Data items
Start
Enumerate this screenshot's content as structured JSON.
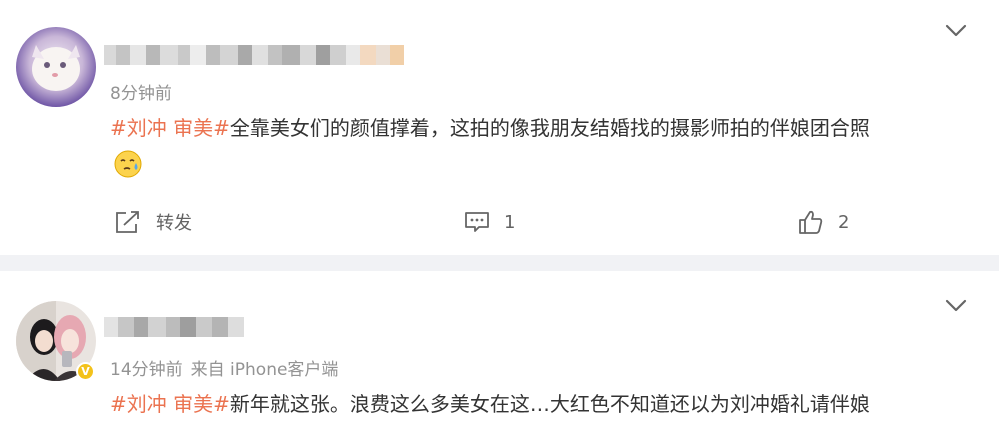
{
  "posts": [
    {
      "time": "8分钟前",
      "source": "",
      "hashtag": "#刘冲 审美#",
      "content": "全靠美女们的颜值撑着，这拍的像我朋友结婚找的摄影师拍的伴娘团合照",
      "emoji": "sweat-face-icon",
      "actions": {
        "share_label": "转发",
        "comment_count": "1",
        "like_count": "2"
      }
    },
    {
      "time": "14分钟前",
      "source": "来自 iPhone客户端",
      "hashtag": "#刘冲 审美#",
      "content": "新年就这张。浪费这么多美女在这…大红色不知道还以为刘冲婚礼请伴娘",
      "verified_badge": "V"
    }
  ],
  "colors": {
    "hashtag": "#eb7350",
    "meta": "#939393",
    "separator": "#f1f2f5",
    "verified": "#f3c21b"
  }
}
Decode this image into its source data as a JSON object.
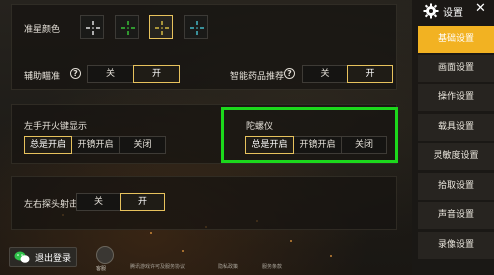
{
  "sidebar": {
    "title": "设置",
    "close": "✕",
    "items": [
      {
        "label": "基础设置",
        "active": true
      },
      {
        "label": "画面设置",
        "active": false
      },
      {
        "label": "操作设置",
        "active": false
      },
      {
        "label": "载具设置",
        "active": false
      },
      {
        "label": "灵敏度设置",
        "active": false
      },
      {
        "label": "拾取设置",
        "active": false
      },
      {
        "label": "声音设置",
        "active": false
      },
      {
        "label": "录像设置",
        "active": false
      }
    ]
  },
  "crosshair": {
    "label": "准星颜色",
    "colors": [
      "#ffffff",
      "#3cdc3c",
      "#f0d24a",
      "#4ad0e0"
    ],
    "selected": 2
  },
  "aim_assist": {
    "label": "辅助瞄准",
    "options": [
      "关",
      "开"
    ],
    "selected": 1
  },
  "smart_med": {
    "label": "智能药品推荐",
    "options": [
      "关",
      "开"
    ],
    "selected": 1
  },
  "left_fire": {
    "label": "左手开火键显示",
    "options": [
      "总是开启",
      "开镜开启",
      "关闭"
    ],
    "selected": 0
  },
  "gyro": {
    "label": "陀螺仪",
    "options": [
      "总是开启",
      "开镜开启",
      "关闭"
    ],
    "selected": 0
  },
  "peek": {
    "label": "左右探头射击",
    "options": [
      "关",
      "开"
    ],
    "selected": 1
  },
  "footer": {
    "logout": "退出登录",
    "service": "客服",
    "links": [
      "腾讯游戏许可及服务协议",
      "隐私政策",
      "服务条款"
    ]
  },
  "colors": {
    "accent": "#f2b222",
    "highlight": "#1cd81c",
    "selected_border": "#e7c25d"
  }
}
End
→ To do
Transcribe every line in the entries above, taking out only the images.

→ Output for this exercise
Enumerate this screenshot's content as structured JSON.
{
  "posts": [
    {
      "time": "8分钟前",
      "source": "",
      "hashtag": "#刘冲 审美#",
      "content": "全靠美女们的颜值撑着，这拍的像我朋友结婚找的摄影师拍的伴娘团合照",
      "emoji": "sweat-face-icon",
      "actions": {
        "share_label": "转发",
        "comment_count": "1",
        "like_count": "2"
      }
    },
    {
      "time": "14分钟前",
      "source": "来自 iPhone客户端",
      "hashtag": "#刘冲 审美#",
      "content": "新年就这张。浪费这么多美女在这…大红色不知道还以为刘冲婚礼请伴娘",
      "verified_badge": "V"
    }
  ],
  "colors": {
    "hashtag": "#eb7350",
    "meta": "#939393",
    "separator": "#f1f2f5",
    "verified": "#f3c21b"
  }
}
Decode this image into its source data as a JSON object.
{
  "sidebar": {
    "title": "设置",
    "close": "✕",
    "items": [
      {
        "label": "基础设置",
        "active": true
      },
      {
        "label": "画面设置",
        "active": false
      },
      {
        "label": "操作设置",
        "active": false
      },
      {
        "label": "载具设置",
        "active": false
      },
      {
        "label": "灵敏度设置",
        "active": false
      },
      {
        "label": "拾取设置",
        "active": false
      },
      {
        "label": "声音设置",
        "active": false
      },
      {
        "label": "录像设置",
        "active": false
      }
    ]
  },
  "crosshair": {
    "label": "准星颜色",
    "colors": [
      "#ffffff",
      "#3cdc3c",
      "#f0d24a",
      "#4ad0e0"
    ],
    "selected": 2
  },
  "aim_assist": {
    "label": "辅助瞄准",
    "options": [
      "关",
      "开"
    ],
    "selected": 1
  },
  "smart_med": {
    "label": "智能药品推荐",
    "options": [
      "关",
      "开"
    ],
    "selected": 1
  },
  "left_fire": {
    "label": "左手开火键显示",
    "options": [
      "总是开启",
      "开镜开启",
      "关闭"
    ],
    "selected": 0
  },
  "gyro": {
    "label": "陀螺仪",
    "options": [
      "总是开启",
      "开镜开启",
      "关闭"
    ],
    "selected": 0
  },
  "peek": {
    "label": "左右探头射击",
    "options": [
      "关",
      "开"
    ],
    "selected": 1
  },
  "footer": {
    "logout": "退出登录",
    "service": "客服",
    "links": [
      "腾讯游戏许可及服务协议",
      "隐私政策",
      "服务条款"
    ]
  },
  "colors": {
    "accent": "#f2b222",
    "highlight": "#1cd81c",
    "selected_border": "#e7c25d"
  }
}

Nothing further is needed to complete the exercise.